**Job**
Look through the records below, and copy out every line that holds the string "домах".

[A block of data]
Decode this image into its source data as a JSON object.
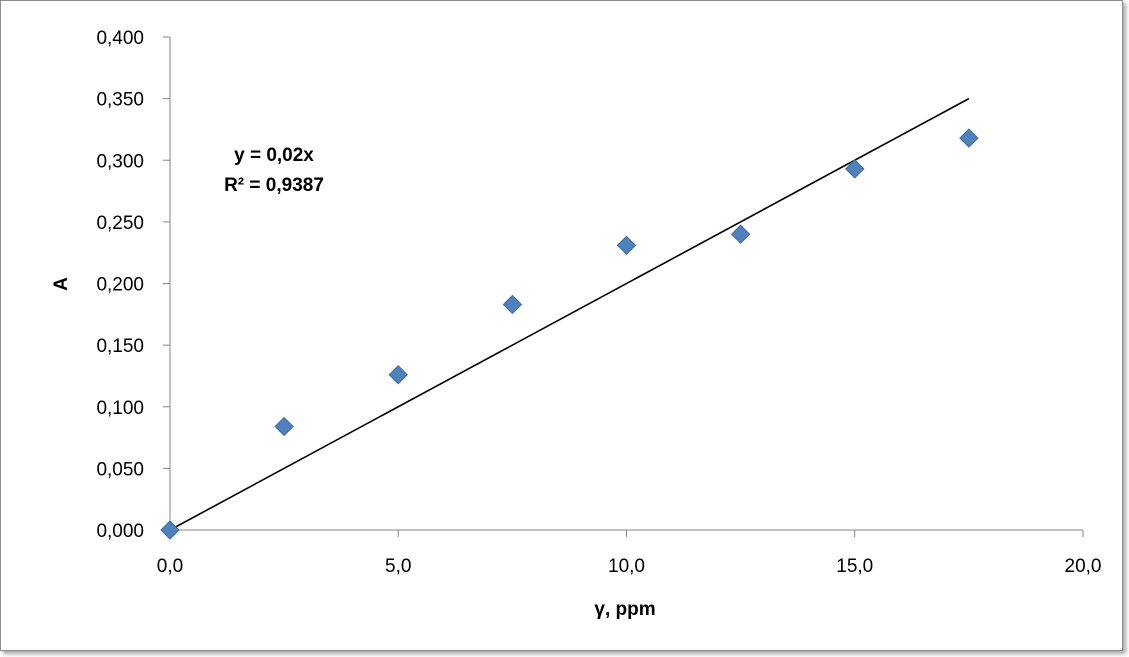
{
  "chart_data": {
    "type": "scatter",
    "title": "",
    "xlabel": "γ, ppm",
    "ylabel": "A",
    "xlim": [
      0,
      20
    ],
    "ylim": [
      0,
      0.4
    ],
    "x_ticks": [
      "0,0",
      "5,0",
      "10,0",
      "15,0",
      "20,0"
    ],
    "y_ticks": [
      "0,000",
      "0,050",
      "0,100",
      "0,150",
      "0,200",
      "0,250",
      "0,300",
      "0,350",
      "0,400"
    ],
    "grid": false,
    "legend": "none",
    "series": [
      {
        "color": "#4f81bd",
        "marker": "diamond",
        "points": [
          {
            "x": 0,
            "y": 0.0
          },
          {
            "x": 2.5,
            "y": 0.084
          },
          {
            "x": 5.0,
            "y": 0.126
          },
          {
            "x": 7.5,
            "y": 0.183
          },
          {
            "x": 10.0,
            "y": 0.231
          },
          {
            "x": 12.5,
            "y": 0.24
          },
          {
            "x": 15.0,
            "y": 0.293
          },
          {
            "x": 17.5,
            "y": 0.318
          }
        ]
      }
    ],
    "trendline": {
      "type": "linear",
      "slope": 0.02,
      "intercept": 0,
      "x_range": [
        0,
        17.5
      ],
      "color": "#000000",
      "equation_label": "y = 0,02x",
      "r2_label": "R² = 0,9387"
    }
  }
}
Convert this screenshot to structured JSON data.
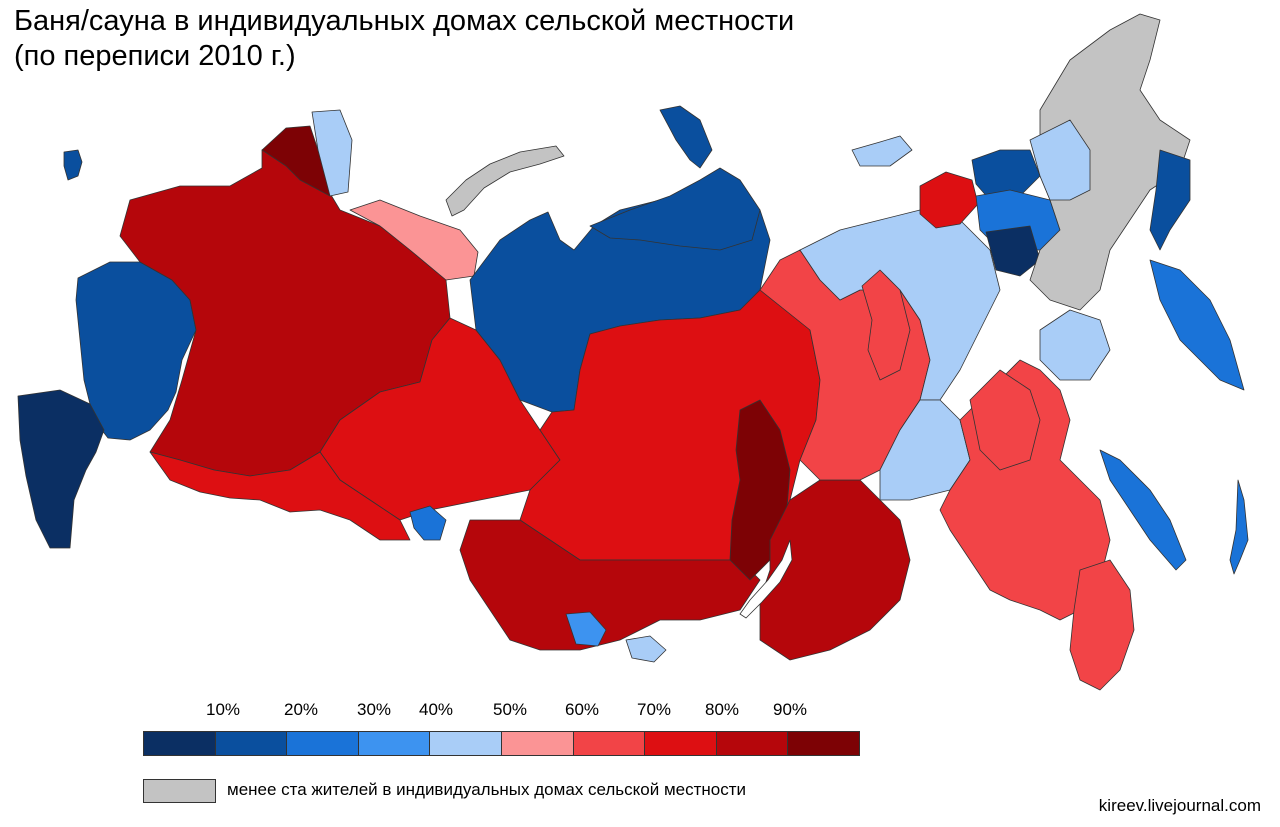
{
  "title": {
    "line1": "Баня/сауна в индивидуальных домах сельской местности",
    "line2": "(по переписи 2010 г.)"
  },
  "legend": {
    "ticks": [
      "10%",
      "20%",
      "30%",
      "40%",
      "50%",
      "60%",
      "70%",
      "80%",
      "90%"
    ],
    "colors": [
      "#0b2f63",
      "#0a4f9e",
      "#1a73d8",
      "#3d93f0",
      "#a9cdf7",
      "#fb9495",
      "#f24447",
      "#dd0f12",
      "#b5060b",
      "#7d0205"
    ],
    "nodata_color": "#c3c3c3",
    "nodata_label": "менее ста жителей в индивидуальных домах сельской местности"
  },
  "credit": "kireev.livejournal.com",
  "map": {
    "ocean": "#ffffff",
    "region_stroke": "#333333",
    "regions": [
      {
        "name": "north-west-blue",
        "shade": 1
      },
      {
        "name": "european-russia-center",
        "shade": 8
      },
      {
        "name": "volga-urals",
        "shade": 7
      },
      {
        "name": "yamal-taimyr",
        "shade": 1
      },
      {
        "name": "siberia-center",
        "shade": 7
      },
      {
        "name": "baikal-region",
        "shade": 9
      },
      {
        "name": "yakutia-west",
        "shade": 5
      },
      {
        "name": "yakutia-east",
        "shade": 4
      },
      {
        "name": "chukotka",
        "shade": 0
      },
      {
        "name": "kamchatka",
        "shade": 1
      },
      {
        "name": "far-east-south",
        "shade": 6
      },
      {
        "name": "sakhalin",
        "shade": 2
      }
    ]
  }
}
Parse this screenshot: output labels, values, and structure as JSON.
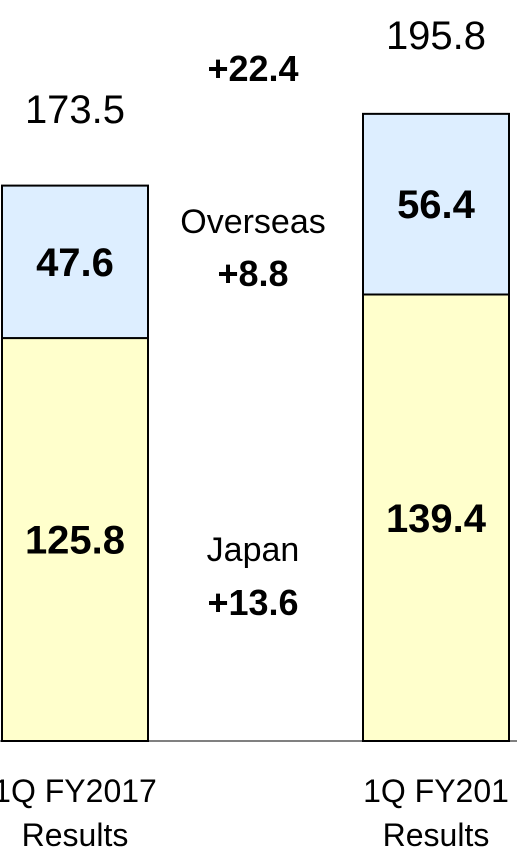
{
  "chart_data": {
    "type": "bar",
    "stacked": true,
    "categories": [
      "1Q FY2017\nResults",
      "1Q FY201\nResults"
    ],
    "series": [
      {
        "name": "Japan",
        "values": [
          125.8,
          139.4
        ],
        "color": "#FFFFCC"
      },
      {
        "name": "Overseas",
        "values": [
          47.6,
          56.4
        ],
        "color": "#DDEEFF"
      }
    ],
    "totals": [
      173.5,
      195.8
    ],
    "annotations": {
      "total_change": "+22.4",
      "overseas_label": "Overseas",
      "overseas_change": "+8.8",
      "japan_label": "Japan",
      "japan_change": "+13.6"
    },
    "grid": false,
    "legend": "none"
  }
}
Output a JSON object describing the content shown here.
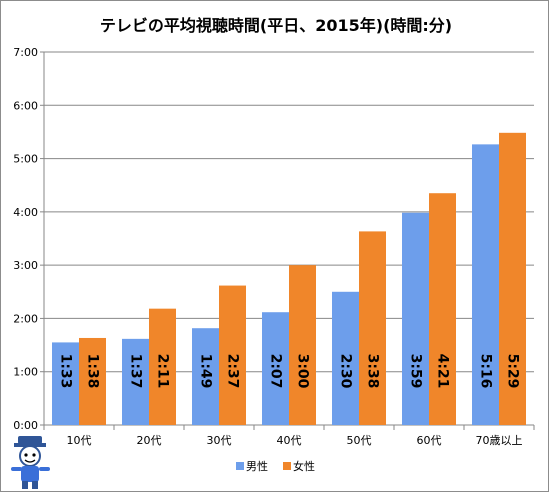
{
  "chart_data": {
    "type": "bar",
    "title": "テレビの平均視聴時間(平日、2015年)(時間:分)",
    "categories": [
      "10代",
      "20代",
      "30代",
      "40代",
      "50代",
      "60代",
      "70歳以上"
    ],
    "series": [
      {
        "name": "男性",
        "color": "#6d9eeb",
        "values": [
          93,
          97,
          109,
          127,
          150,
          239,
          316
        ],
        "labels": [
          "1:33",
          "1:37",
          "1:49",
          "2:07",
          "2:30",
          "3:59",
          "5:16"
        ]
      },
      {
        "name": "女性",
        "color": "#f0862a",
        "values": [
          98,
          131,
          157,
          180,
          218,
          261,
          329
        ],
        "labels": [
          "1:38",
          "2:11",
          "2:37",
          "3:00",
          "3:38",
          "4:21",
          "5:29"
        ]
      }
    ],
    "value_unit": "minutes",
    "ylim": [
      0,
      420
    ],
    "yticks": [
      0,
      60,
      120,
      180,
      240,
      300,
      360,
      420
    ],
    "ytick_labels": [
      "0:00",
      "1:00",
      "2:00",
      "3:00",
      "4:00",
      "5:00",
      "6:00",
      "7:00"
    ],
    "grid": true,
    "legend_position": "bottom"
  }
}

==

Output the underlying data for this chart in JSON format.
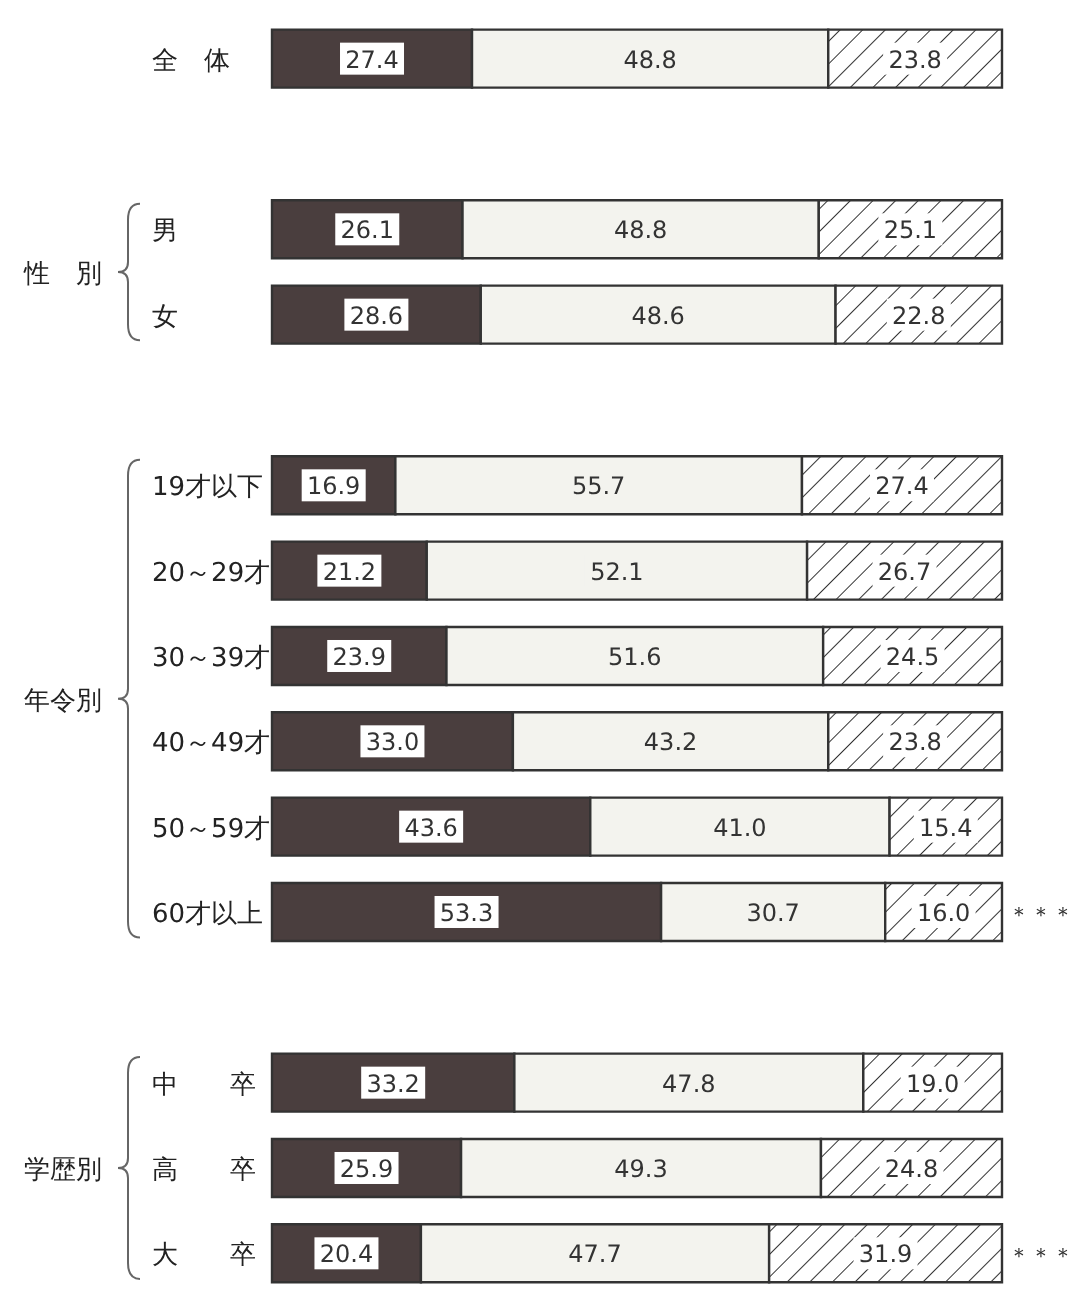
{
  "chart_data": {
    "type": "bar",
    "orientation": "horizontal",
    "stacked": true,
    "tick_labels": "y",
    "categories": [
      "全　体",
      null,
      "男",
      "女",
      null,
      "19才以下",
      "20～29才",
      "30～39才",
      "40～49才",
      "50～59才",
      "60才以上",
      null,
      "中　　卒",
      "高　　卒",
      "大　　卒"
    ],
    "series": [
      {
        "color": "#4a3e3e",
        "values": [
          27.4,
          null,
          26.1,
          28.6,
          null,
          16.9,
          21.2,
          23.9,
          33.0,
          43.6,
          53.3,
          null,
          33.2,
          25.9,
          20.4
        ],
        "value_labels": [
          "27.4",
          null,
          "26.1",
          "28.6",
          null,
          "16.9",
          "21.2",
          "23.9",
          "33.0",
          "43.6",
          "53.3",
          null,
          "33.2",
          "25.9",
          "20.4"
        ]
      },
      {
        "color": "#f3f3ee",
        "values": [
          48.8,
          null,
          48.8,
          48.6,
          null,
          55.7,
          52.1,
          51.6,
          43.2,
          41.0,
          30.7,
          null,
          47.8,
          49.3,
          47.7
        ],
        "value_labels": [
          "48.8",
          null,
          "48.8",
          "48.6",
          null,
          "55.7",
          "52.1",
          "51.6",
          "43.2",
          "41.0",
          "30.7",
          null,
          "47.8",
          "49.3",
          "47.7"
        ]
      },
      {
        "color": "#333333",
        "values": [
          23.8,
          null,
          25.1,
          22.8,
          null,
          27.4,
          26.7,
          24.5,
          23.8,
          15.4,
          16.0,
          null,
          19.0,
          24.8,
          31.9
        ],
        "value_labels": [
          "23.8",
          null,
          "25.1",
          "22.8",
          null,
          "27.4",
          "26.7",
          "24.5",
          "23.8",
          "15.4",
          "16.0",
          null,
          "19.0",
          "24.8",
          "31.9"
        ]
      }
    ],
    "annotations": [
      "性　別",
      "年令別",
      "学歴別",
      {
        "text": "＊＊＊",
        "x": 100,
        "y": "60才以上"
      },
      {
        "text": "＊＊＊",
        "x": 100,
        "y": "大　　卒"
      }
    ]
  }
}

**Answer to the exercise**
    "line1": "Баня/сауна в индивидуальных домах сельской местности",
    "nodata_label": "менее ста жителей в индивидуальных домах сельской местности"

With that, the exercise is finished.